### WHAT IS ASKED
Transcribe all the records exactly and omit any images they hold.

# Start of DATA

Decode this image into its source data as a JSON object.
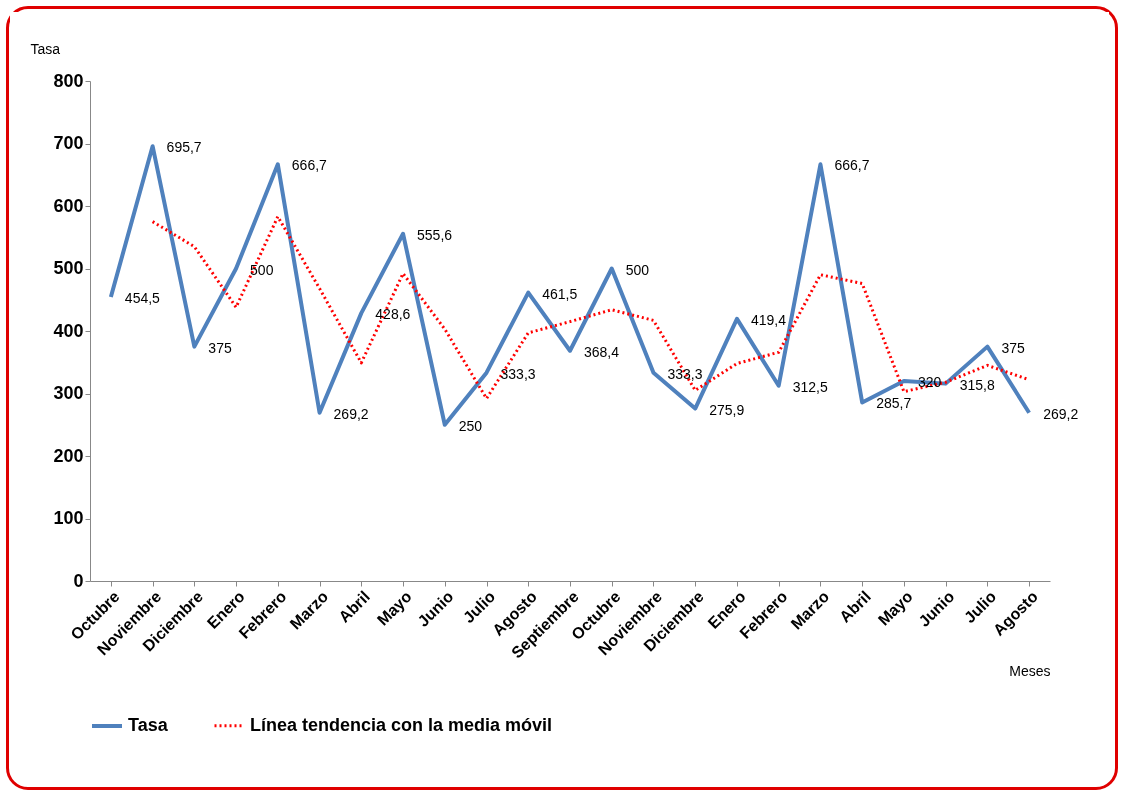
{
  "chart_data": {
    "type": "line",
    "xlabel": "Meses",
    "ylabel": "Tasa",
    "categories": [
      "Octubre",
      "Noviembre",
      "Diciembre",
      "Enero",
      "Febrero",
      "Marzo",
      "Abril",
      "Mayo",
      "Junio",
      "Julio",
      "Agosto",
      "Septiembre",
      "Octubre",
      "Noviembre",
      "Diciembre",
      "Enero",
      "Febrero",
      "Marzo",
      "Abril",
      "Mayo",
      "Junio",
      "Julio",
      "Agosto"
    ],
    "series": [
      {
        "name": "Tasa",
        "color": "#4f81bd",
        "line_style": "solid",
        "values": [
          454.5,
          695.7,
          375,
          500,
          666.7,
          269.2,
          428.6,
          555.6,
          250,
          333.3,
          461.5,
          368.4,
          500,
          333.3,
          275.9,
          419.4,
          312.5,
          666.7,
          285.7,
          320,
          315.8,
          375,
          269.2
        ],
        "value_labels": [
          "454,5",
          "695,7",
          "375",
          "500",
          "666,7",
          "269,2",
          "428,6",
          "555,6",
          "250",
          "333,3",
          "461,5",
          "368,4",
          "500",
          "333,3",
          "275,9",
          "419,4",
          "312,5",
          "666,7",
          "285,7",
          "320",
          "315,8",
          "375",
          "269,2"
        ]
      },
      {
        "name": "Línea tendencia con la media móvil",
        "color": "#ff0000",
        "line_style": "dotted",
        "values": [
          null,
          575,
          535,
          438,
          583,
          468,
          349,
          492,
          403,
          292,
          397,
          415,
          434,
          417,
          305,
          348,
          366,
          490,
          476,
          303,
          318,
          345,
          322
        ]
      }
    ],
    "ylim": [
      0,
      800
    ],
    "yticks": [
      0,
      100,
      200,
      300,
      400,
      500,
      600,
      700,
      800
    ],
    "grid": false,
    "legend": "bottom",
    "marker": "none"
  }
}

# End of DATA

### SOLUTION TO THIS EXERCISE
Decode this image into its source data as a JSON object.
{
  "chart_data": {
    "type": "line",
    "xlabel": "Meses",
    "ylabel": "Tasa",
    "categories": [
      "Octubre",
      "Noviembre",
      "Diciembre",
      "Enero",
      "Febrero",
      "Marzo",
      "Abril",
      "Mayo",
      "Junio",
      "Julio",
      "Agosto",
      "Septiembre",
      "Octubre",
      "Noviembre",
      "Diciembre",
      "Enero",
      "Febrero",
      "Marzo",
      "Abril",
      "Mayo",
      "Junio",
      "Julio",
      "Agosto"
    ],
    "series": [
      {
        "name": "Tasa",
        "color": "#4f81bd",
        "line_style": "solid",
        "values": [
          454.5,
          695.7,
          375,
          500,
          666.7,
          269.2,
          428.6,
          555.6,
          250,
          333.3,
          461.5,
          368.4,
          500,
          333.3,
          275.9,
          419.4,
          312.5,
          666.7,
          285.7,
          320,
          315.8,
          375,
          269.2
        ],
        "value_labels": [
          "454,5",
          "695,7",
          "375",
          "500",
          "666,7",
          "269,2",
          "428,6",
          "555,6",
          "250",
          "333,3",
          "461,5",
          "368,4",
          "500",
          "333,3",
          "275,9",
          "419,4",
          "312,5",
          "666,7",
          "285,7",
          "320",
          "315,8",
          "375",
          "269,2"
        ]
      },
      {
        "name": "Línea tendencia con la media móvil",
        "color": "#ff0000",
        "line_style": "dotted",
        "values": [
          null,
          575,
          535,
          438,
          583,
          468,
          349,
          492,
          403,
          292,
          397,
          415,
          434,
          417,
          305,
          348,
          366,
          490,
          476,
          303,
          318,
          345,
          322
        ]
      }
    ],
    "ylim": [
      0,
      800
    ],
    "yticks": [
      0,
      100,
      200,
      300,
      400,
      500,
      600,
      700,
      800
    ],
    "grid": false,
    "legend": "bottom",
    "marker": "none"
  }
}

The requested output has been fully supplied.